В больнице
На следующий день я понял, что, кроме меня, на этаже есть еще дети. Постепенно я осмелел и вышел в коридор и увидел еще несколько палат. Общение завязалось само собой. Из всех ребят запомнились четверо: Коля Курочкин, Ромка, красавица Вероника и Аня Зак. Все, кроме Ани, прибыли из Пушкинского детдома. Ромка был на год моложе меня, озорным, но очень миролюбивым; у него было тяжелое хроническое заболевание костей. Вероника, грустная и красивая девочка, болела туберкулезом легких; она была на год старше меня (и лишь по этой причине не привлекала!). Аня Зак была во всех отношениях нормальной девочкой. По выходе из больницы мы с ней даже несколько раз встречались. Она жила в переулке между рынком и Госбанком, была моей ровесницей и училась в школе №1.

# [СОБРАННЫЕ ДАННЫЕ]
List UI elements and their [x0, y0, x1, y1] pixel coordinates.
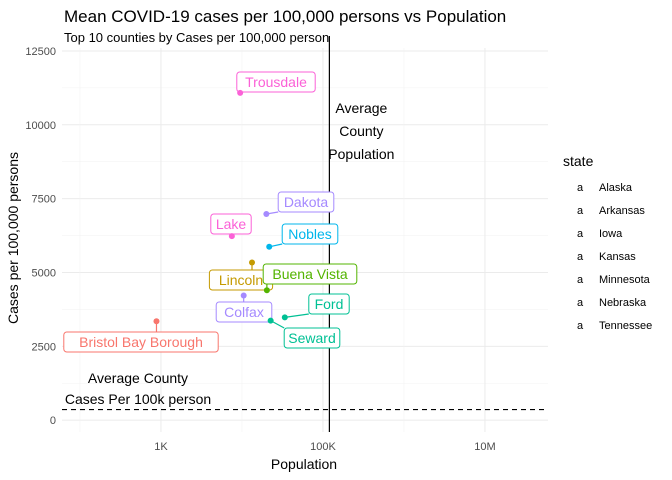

# [ЧТО СДЕЛАТЬ]
Ответьте по фрагменту «В больнице» на три вопроса:
(a) Откуда прибыли все запомнившиеся ребята, кроме Ани?
(b) На сколько лет Ромка был моложе рассказчика?
(c) В какой школе училась Аня Зак?
Список является отдельным материалом и с фрагментом «В больнице» не связан.

# [РЕЗУЛЬТАТ]
(a) Из Пушкинского детдома.
(b) На год.
(c) В школе №1.